─── Supplied material ───
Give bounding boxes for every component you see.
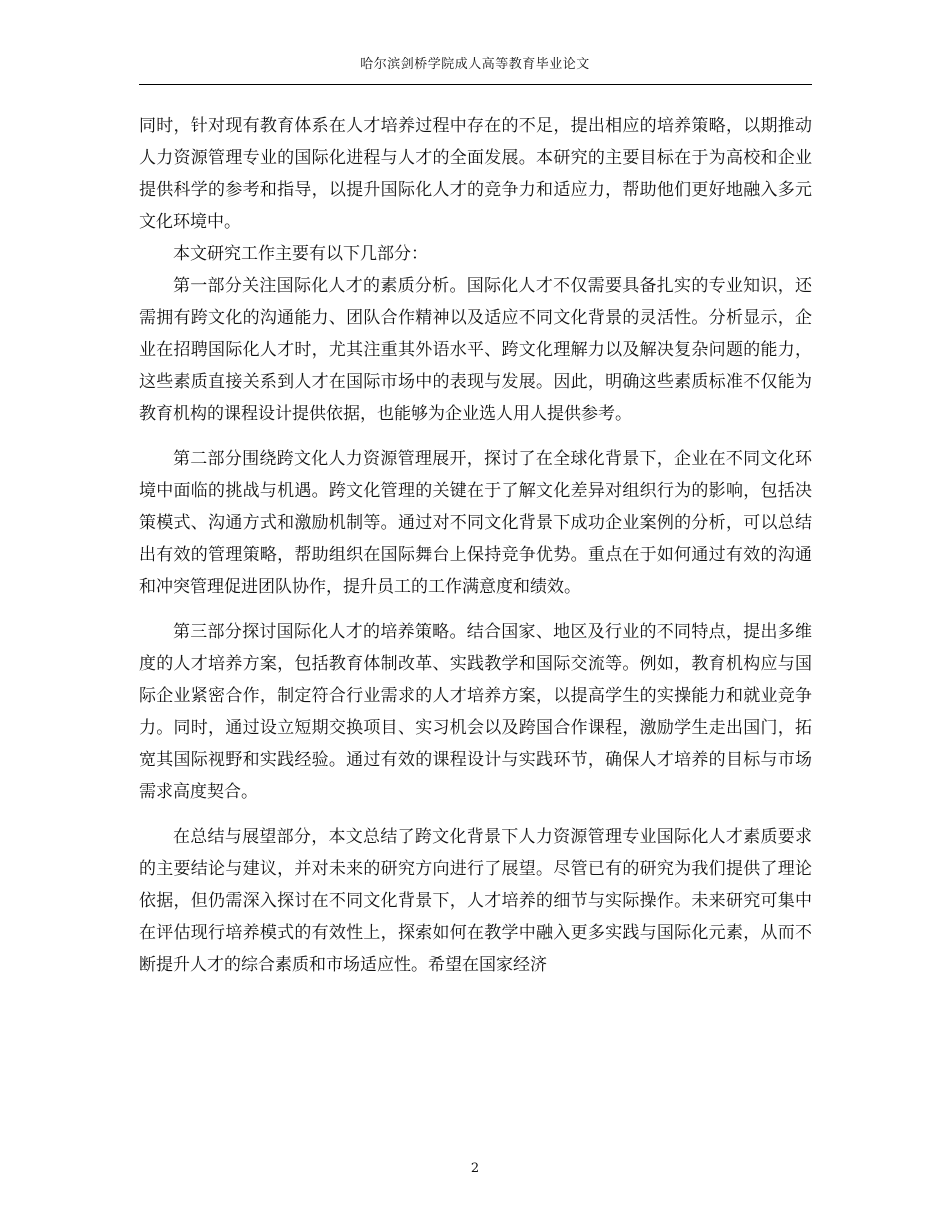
page-number: 2 xyxy=(470,1161,480,1176)
paragraph-outline-intro: 本文研究工作主要有以下几部分： xyxy=(173,244,428,264)
paragraph-part-three: 第三部分探讨国际化人才的培养策略。结合国家、地区及行业的不同特点，提出多维度的人才培养方案，包括教育体制改革、实践教学和国际交流等。例如，教育机构应与国际企业紧密合作，制定符合行业需求的人才培养方案，以提高学生的实操能力和就业竞争力。同时，通过设立短期交换项目、实习机会以及跨国合作课程，激励学生走出国门，拓宽其国际视野和实践经验。通过有效的课程设计与实践环节，确保人才培养的目标与市场需求高度契合。 xyxy=(139,622,812,802)
running-header: 哈尔滨剑桥学院成人高等教育毕业论文 xyxy=(360,57,590,72)
header-rule xyxy=(139,84,812,85)
body-text xyxy=(139,110,812,981)
paragraph-part-one: 第一部分关注国际化人才的素质分析。国际化人才不仅需要具备扎实的专业知识，还需拥有跨文化的沟通能力、团队合作精神以及适应不同文化背景的灵活性。分析显示，企业在招聘国际化人才时，尤其注重其外语水平、跨文化理解力以及解决复杂问题的能力，这些素质直接关系到人才在国际市场中的表现与发展。因此，明确这些素质标准不仅能为教育机构的课程设计提供依据，也能够为企业选人用人提供参考。 xyxy=(139,276,812,424)
paragraph-continuation: 同时，针对现有教育体系在人才培养过程中存在的不足，提出相应的培养策略，以期推动人力资源管理专业的国际化进程与人才的全面发展。本研究的主要目标在于为高校和企业提供科学的参考和指导，以提升国际化人才的竞争力和适应力，帮助他们更好地融入多元文化环境中。 xyxy=(139,116,812,232)
paragraph-summary-outlook: 在总结与展望部分，本文总结了跨文化背景下人力资源管理专业国际化人才素质要求的主要结论与建议，并对未来的研究方向进行了展望。尽管已有的研究为我们提供了理论依据，但仍需深入探讨在不同文化背景下，人才培养的细节与实际操作。未来研究可集中在评估现行培养模式的有效性上，探索如何在教学中融入更多实践与国际化元素，从而不断提升人才的综合素质和市场适应性。希望在国家经济 xyxy=(139,827,812,975)
paragraph-part-two: 第二部分围绕跨文化人力资源管理展开，探讨了在全球化背景下，企业在不同文化环境中面临的挑战与机遇。跨文化管理的关键在于了解文化差异对组织行为的影响，包括决策模式、沟通方式和激励机制等。通过对不同文化背景下成功企业案例的分析，可以总结出有效的管理策略，帮助组织在国际舞台上保持竞争优势。重点在于如何通过有效的沟通和冲突管理促进团队协作，提升员工的工作满意度和绩效。 xyxy=(139,449,812,597)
───
Please output the rows from the line containing "page-number: 2 xyxy=(470,1161,480,1176)" through the line containing "paragraph-outline-intro: 本文研究工作主要有以下几部分： xyxy=(173,244,428,264)", both included, copying each one character for character.

page-number: 2 xyxy=(470,1161,480,1176)
paragraph-outline-intro: 本文研究工作主要有以下几部分： xyxy=(173,244,428,264)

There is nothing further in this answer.